-- begin Record list --

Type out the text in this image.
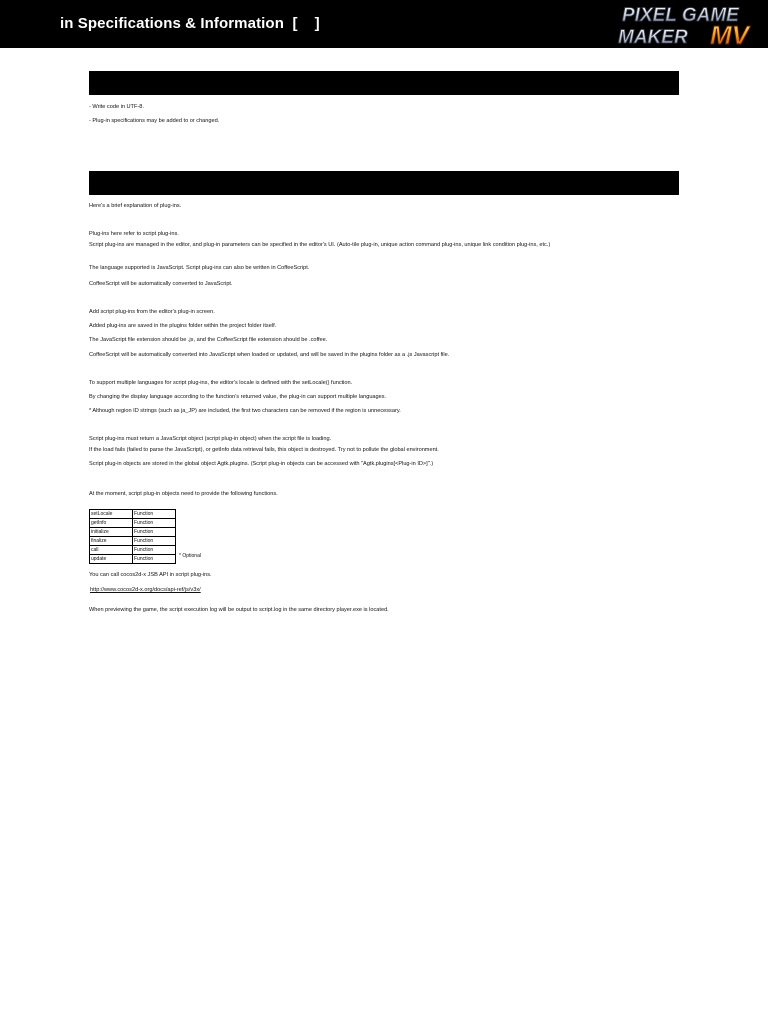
in Specifications & Information  [    ]	PIXEL GAME
MAKER MV
- Write code in UTF-8.
- Plug-in specifications may be added to or changed.
Here's a brief explanation of plug-ins.
Plug-ins here refer to script plug-ins.
Script plug-ins are managed in the editor, and plug-in parameters can be specified in the editor's UI. (Auto-tile plug-in, unique action command plug-ins, unique link condition plug-ins, etc.)
The language supported is JavaScript. Script plug-ins can also be written in CoffeeScript.
CoffeeScript will be automatically converted to JavaScript.
Add script plug-ins from the editor's plug-in screen.
Added plug-ins are saved in the plugins folder within the project folder itself.
The JavaScript file extension should be .js, and the CoffeeScript file extension should be .coffee.
CoffeeScript will be automatically converted into JavaScript when loaded or updated, and will be saved in the plugins folder as a .js Javascript file.
To support multiple languages for script plug-ins, the editor's locale is defined with the setLocale() function.
By changing the display language according to the function's returned value, the plug-in can support multiple languages.
* Although region ID strings (such as ja_JP) are included, the first two characters can be removed if the region is unnecessary.
Script plug-ins must return a JavaScript object (script plug-in object) when the script file is loading.
If the load fails (failed to parse the JavaScript), or getInfo data retrieval fails, this object is destroyed. Try not to pollute the global environment.
Script plug-in objects are stored in the global object Agtk.plugins. (Script plug-in objects can be accessed with "Agtk.plugins[<Plug-in ID>]".)
At the moment, script plug-in objects need to provide the following functions.
setLocale	Function
getInfo	Function
initialize	Function
finalize	Function
call	Function
update	Function	* Optional
You can call cocos2d-x JSB API in script plug-ins.
http://www.cocos2d-x.org/docs/api-ref/js/v3x/
When previewing the game, the script execution log will be output to script.log in the same directory player.exe is located.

-- end Record list --

(Work instructions)
Extract the text of all the records above verbatim, excluding pictures.

(Task result)
Type out the text in this image.
in Specifications & Information  [    ]	PIXEL GAME
MAKER MV
- Write code in UTF-8.
- Plug-in specifications may be added to or changed.
Here's a brief explanation of plug-ins.
Plug-ins here refer to script plug-ins.
Script plug-ins are managed in the editor, and plug-in parameters can be specified in the editor's UI. (Auto-tile plug-in, unique action command plug-ins, unique link condition plug-ins, etc.)
The language supported is JavaScript. Script plug-ins can also be written in CoffeeScript.
CoffeeScript will be automatically converted to JavaScript.
Add script plug-ins from the editor's plug-in screen.
Added plug-ins are saved in the plugins folder within the project folder itself.
The JavaScript file extension should be .js, and the CoffeeScript file extension should be .coffee.
CoffeeScript will be automatically converted into JavaScript when loaded or updated, and will be saved in the plugins folder as a .js Javascript file.
To support multiple languages for script plug-ins, the editor's locale is defined with the setLocale() function.
By changing the display language according to the function's returned value, the plug-in can support multiple languages.
* Although region ID strings (such as ja_JP) are included, the first two characters can be removed if the region is unnecessary.
Script plug-ins must return a JavaScript object (script plug-in object) when the script file is loading.
If the load fails (failed to parse the JavaScript), or getInfo data retrieval fails, this object is destroyed. Try not to pollute the global environment.
Script plug-in objects are stored in the global object Agtk.plugins. (Script plug-in objects can be accessed with "Agtk.plugins[<Plug-in ID>]".)
At the moment, script plug-in objects need to provide the following functions.
setLocale	Function
getInfo	Function
initialize	Function
finalize	Function
call	Function
update	Function	* Optional
You can call cocos2d-x JSB API in script plug-ins.
http://www.cocos2d-x.org/docs/api-ref/js/v3x/
When previewing the game, the script execution log will be output to script.log in the same directory player.exe is located.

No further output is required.